TASK PROMPT
Select the lines that hold the word "субсидии" and copy each one.

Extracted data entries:
┄┄┄┄┄┄
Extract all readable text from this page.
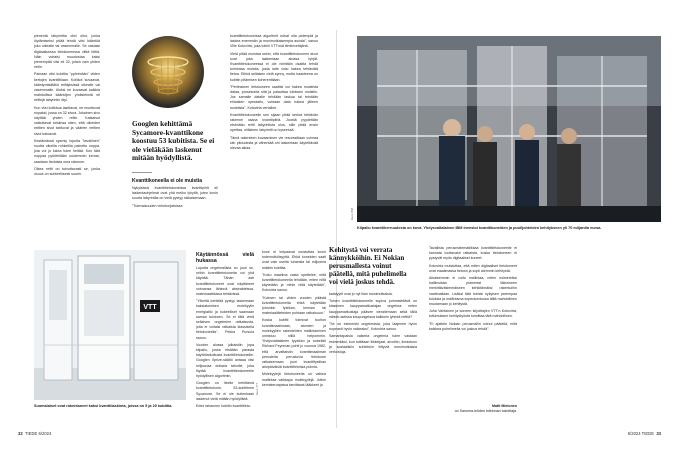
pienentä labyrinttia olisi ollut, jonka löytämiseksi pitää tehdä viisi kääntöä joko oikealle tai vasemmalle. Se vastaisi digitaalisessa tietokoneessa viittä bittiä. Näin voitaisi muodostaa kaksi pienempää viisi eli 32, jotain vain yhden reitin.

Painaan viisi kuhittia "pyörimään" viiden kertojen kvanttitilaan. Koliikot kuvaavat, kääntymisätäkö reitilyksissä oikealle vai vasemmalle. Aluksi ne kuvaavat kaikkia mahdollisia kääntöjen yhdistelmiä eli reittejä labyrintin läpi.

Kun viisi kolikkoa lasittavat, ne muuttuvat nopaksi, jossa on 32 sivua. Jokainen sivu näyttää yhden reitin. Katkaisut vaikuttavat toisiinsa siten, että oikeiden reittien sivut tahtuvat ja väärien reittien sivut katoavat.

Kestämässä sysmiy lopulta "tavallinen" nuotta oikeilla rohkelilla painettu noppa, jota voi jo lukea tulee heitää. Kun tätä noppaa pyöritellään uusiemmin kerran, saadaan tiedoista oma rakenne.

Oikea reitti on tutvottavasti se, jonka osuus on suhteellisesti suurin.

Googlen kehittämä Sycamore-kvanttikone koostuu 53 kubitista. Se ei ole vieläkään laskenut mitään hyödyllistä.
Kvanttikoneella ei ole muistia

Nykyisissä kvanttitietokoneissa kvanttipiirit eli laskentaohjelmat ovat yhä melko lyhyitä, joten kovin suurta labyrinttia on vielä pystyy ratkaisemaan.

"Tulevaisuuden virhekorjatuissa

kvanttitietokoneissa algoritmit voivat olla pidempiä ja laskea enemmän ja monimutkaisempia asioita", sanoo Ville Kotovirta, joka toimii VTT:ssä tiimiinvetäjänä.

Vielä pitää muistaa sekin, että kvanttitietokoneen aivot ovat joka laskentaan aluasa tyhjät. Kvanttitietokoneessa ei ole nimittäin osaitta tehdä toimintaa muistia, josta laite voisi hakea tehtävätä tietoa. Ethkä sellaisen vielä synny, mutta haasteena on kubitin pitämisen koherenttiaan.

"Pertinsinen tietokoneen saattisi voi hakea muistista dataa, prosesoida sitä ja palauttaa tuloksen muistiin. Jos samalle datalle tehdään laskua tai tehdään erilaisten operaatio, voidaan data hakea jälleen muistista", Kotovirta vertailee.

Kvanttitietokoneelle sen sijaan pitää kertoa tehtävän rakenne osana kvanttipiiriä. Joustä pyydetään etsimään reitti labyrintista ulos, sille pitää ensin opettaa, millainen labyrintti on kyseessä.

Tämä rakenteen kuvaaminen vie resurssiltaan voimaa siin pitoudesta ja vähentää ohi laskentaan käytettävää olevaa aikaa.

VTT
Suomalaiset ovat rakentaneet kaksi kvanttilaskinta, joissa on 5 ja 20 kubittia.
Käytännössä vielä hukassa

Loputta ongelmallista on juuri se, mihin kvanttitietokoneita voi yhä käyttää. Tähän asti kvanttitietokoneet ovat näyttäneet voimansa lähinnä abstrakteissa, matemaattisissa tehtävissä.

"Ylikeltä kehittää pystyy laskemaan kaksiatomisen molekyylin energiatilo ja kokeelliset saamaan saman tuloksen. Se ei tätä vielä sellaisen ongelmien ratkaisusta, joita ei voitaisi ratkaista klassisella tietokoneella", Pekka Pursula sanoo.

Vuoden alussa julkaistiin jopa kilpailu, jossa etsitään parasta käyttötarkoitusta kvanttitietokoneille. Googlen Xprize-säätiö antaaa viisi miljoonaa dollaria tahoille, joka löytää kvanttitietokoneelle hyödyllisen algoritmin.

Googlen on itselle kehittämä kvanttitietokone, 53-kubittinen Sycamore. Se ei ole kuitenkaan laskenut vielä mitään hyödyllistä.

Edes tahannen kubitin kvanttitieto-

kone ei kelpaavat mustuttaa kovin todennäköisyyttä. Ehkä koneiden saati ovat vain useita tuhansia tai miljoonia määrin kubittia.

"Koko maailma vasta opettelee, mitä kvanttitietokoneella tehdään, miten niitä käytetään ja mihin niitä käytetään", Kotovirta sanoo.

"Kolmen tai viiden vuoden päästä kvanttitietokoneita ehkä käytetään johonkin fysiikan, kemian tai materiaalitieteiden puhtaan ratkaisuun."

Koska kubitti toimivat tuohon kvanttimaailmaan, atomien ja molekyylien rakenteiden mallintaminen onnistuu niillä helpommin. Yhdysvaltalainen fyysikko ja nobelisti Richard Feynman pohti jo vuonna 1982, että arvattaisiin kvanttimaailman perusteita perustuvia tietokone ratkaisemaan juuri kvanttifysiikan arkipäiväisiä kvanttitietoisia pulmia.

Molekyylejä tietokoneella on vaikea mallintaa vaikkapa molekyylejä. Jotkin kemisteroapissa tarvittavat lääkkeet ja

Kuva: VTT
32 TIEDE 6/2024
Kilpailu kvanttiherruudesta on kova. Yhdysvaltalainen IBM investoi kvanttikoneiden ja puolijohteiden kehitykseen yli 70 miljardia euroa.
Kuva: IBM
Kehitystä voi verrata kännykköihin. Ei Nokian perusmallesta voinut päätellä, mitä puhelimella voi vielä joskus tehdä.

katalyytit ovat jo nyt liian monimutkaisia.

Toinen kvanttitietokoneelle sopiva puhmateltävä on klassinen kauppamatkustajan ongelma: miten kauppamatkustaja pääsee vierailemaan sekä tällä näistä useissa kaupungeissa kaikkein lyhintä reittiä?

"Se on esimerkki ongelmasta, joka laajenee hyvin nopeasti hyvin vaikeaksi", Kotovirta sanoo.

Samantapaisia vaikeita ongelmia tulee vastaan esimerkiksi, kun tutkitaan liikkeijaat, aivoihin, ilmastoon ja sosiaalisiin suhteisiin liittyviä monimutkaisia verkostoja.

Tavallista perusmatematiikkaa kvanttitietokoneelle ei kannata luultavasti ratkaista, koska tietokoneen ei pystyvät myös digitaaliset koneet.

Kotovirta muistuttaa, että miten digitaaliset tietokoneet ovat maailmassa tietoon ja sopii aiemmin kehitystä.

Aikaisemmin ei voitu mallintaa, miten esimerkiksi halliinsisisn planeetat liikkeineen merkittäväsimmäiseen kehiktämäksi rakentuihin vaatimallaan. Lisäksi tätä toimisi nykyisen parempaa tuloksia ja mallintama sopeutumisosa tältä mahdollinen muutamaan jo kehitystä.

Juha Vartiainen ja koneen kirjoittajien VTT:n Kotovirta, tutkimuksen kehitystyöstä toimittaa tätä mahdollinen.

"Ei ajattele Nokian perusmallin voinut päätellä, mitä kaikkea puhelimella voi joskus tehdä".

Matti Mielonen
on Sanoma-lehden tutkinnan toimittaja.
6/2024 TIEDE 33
┄┄┄┄┄┄
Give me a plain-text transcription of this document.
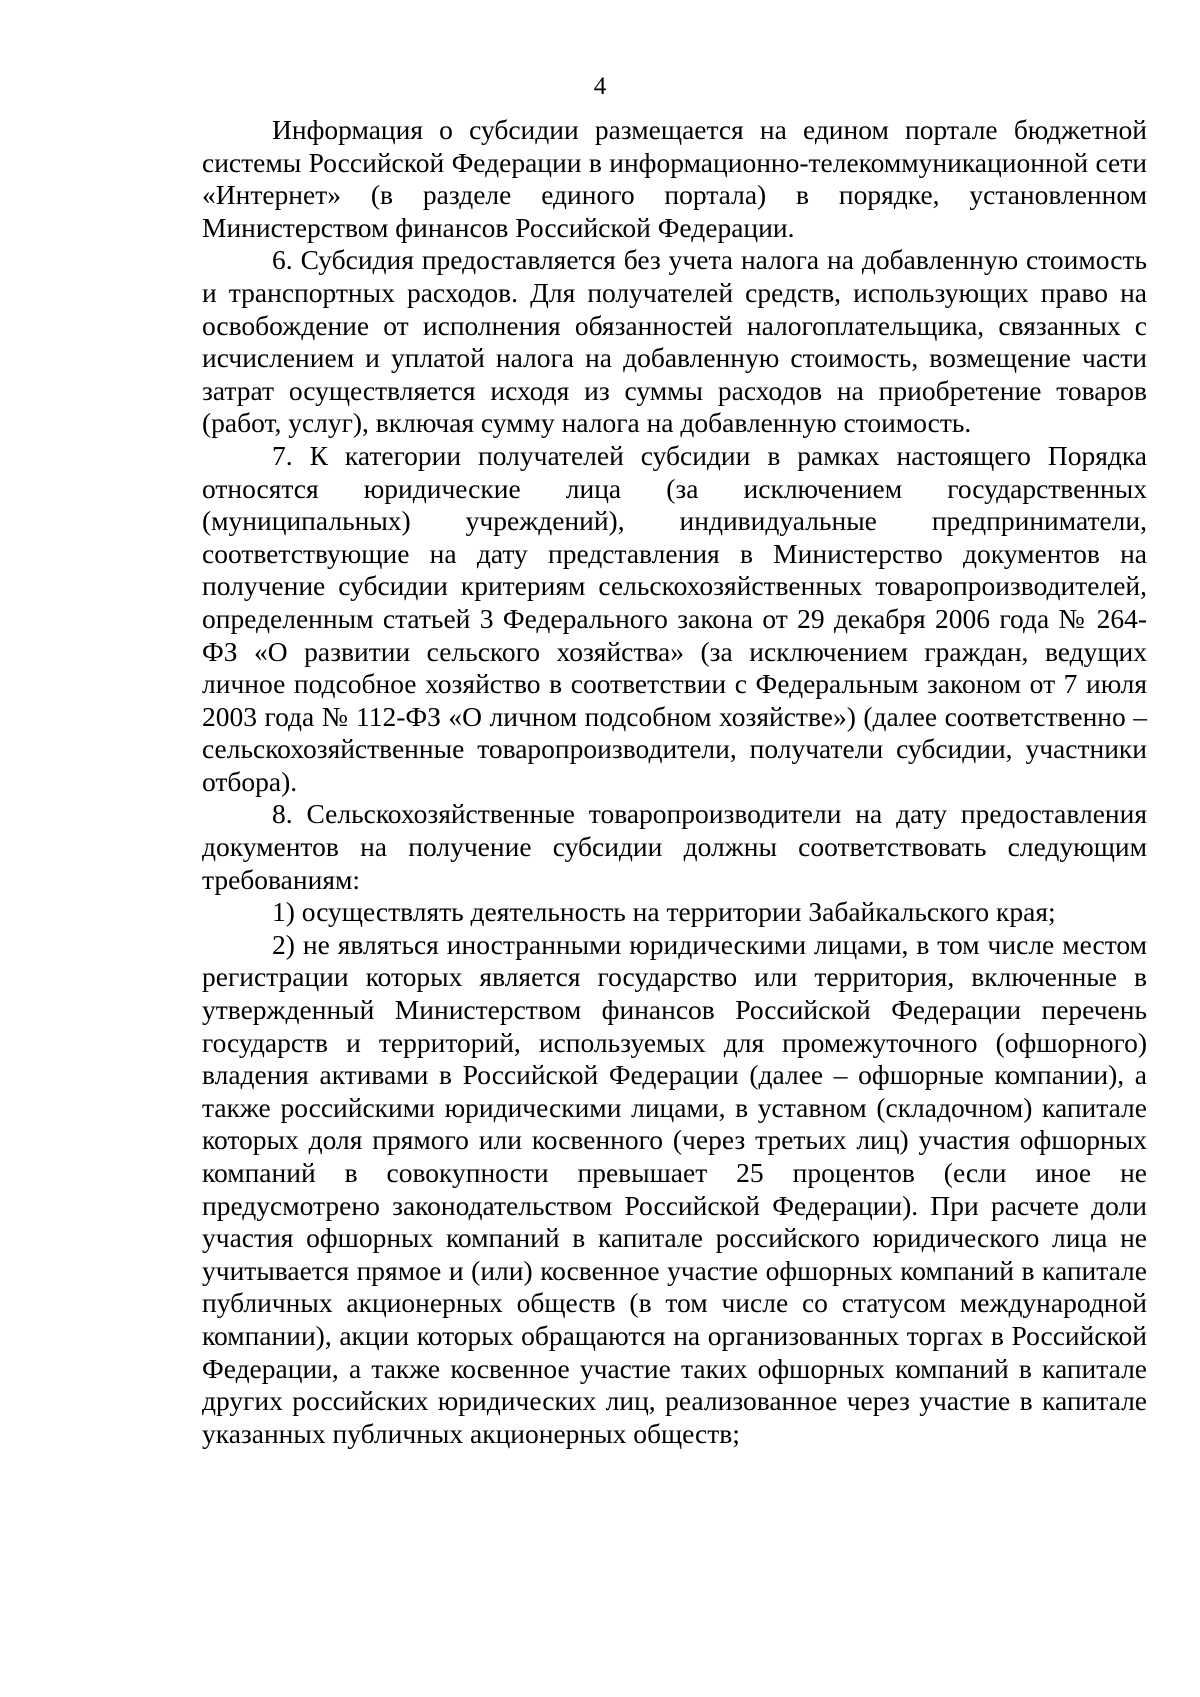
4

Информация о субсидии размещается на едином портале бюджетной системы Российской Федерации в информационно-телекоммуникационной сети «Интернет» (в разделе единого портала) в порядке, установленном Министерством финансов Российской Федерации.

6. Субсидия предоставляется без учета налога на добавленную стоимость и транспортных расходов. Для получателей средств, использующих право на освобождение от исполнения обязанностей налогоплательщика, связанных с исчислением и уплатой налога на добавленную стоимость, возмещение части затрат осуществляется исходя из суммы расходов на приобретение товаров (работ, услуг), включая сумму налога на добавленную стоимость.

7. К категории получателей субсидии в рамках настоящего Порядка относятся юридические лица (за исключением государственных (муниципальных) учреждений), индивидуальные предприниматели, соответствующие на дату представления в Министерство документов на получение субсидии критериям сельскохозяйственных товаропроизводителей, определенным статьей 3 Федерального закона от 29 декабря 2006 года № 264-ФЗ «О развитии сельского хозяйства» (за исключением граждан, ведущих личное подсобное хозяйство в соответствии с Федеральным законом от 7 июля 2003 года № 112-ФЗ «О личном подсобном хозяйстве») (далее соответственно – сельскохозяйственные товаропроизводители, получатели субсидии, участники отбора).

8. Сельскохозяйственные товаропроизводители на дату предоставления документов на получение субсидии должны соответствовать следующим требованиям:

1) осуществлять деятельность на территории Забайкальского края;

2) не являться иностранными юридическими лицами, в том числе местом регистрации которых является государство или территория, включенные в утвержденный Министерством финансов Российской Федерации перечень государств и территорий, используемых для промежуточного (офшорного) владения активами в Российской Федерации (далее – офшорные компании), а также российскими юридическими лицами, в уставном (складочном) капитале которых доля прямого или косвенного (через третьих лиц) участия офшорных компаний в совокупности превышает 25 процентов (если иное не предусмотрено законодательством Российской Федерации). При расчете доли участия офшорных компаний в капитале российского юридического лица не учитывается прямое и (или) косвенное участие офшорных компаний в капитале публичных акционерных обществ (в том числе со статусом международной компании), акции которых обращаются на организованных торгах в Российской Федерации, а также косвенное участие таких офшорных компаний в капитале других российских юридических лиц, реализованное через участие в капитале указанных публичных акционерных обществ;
┄┄┄┄┄┄
TASK SOLUTION
Информация о субсидии размещается на едином портале бюджетной системы Российской Федерации в информационно-телекоммуникационной сети «Интернет» (в разделе единого портала) в порядке, установленном Министерством финансов Российской Федерации.
7. К категории получателей субсидии в рамках настоящего Порядка относятся юридические лица (за исключением государственных (муниципальных) учреждений), индивидуальные предприниматели, соответствующие на дату представления в Министерство документов на получение субсидии критериям сельскохозяйственных товаропроизводителей, определенным статьей 3 Федерального закона от 29 декабря 2006 года № 264-ФЗ «О развитии сельского хозяйства» (за исключением граждан, ведущих личное подсобное хозяйство в соответствии с Федеральным законом от 7 июля 2003 года № 112-ФЗ «О личном подсобном хозяйстве») (далее соответственно – сельскохозяйственные товаропроизводители, получатели субсидии, участники отбора).
8. Сельскохозяйственные товаропроизводители на дату предоставления документов на получение субсидии должны соответствовать следующим требованиям:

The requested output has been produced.